Your goal. The listing below should be printed exactly, every line of it. Skip the pictures.

Saved data entries.
· · · ·
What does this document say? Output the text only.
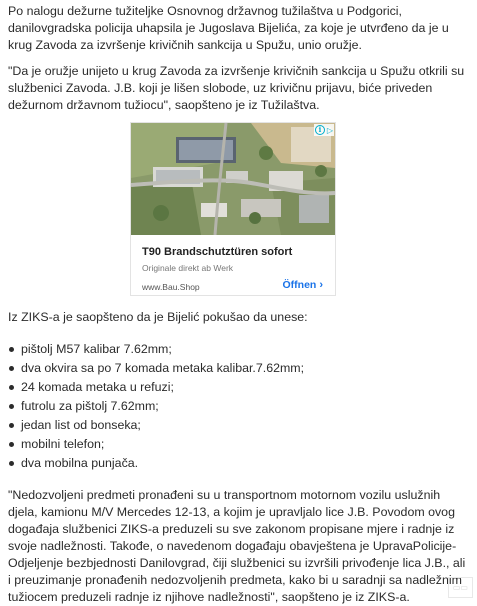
Po nalogu dežurne tužiteljke Osnovnog državnog tužilaštva u Podgorici, danilovgradska policija uhapsila je Jugoslava Bijelića, za koje je utvrđeno da je u krug Zavoda za izvršenje krivičnih sankcija u Spužu, unio oružje.

"Da je oružje unijeto u krug Zavoda za izvršenje krivičnih sankcija u Spužu otkrili su službenici Zavoda. J.B. koji je lišen slobode, uz krivičnu prijavu, biće priveden dežurnom državnom tužiocu", saopšteno je iz Tužilaštva.

i ▷
T90 Brandschutztüren sofort
Originale direkt ab Werk
www.Bau.Shop	Öffnen ›

Iz ZIKS-a je saopšteno da je Bijelić pokušao da unese:

pištolj M57 kalibar 7.62mm;
dva okvira sa po 7 komada metaka kalibar.7.62mm;
24 komada metaka u refuzi;
futrolu za pištolj 7.62mm;
jedan list od bonseka;
mobilni telefon;
dva mobilna punjača.

"Nedozvoljeni predmeti pronađeni su u transportnom motornom vozilu uslužnih djela, kamionu M/V Mercedes 12-13, a kojim je upravljalo lice J.B. Povodom ovog događaja službenici ZIKS-a preduzeli su sve zakonom propisane mjere i radnje iz svoje nadležnosti. Takođe, o navedenom događaju obavještena je UpravaPolicije-Odjeljenje bezbjednosti Danilovgrad, čiji službenici su izvršili privođenje lica J.B., ali i preuzimanje pronađenih nedozvoljenih predmeta, kako bi u saradnji sa nadležnim tužiocem preduzeli radnje iz njihove nadležnosti", saopšteno je iz ZIKS-a.

▭▭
· · · ·
Finished answer.
What does this document say? Output the text only.
Po nalogu dežurne tužiteljke Osnovnog državnog tužilaštva u Podgorici, danilovgradska policija uhapsila je Jugoslava Bijelića, za koje je utvrđeno da je u krug Zavoda za izvršenje krivičnih sankcija u Spužu, unio oružje.

"Da je oružje unijeto u krug Zavoda za izvršenje krivičnih sankcija u Spužu otkrili su službenici Zavoda. J.B. koji je lišen slobode, uz krivičnu prijavu, biće priveden dežurnom državnom tužiocu", saopšteno je iz Tužilaštva.

i ▷
T90 Brandschutztüren sofort
Originale direkt ab Werk
www.Bau.Shop	Öffnen ›

Iz ZIKS-a je saopšteno da je Bijelić pokušao da unese:

pištolj M57 kalibar 7.62mm;
dva okvira sa po 7 komada metaka kalibar.7.62mm;
24 komada metaka u refuzi;
futrolu za pištolj 7.62mm;
jedan list od bonseka;
mobilni telefon;
dva mobilna punjača.

"Nedozvoljeni predmeti pronađeni su u transportnom motornom vozilu uslužnih djela, kamionu M/V Mercedes 12-13, a kojim je upravljalo lice J.B. Povodom ovog događaja službenici ZIKS-a preduzeli su sve zakonom propisane mjere i radnje iz svoje nadležnosti. Takođe, o navedenom događaju obavještena je UpravaPolicije-Odjeljenje bezbjednosti Danilovgrad, čiji službenici su izvršili privođenje lica J.B., ali i preuzimanje pronađenih nedozvoljenih predmeta, kako bi u saradnji sa nadležnim tužiocem preduzeli radnje iz njihove nadležnosti", saopšteno je iz ZIKS-a.

▭▭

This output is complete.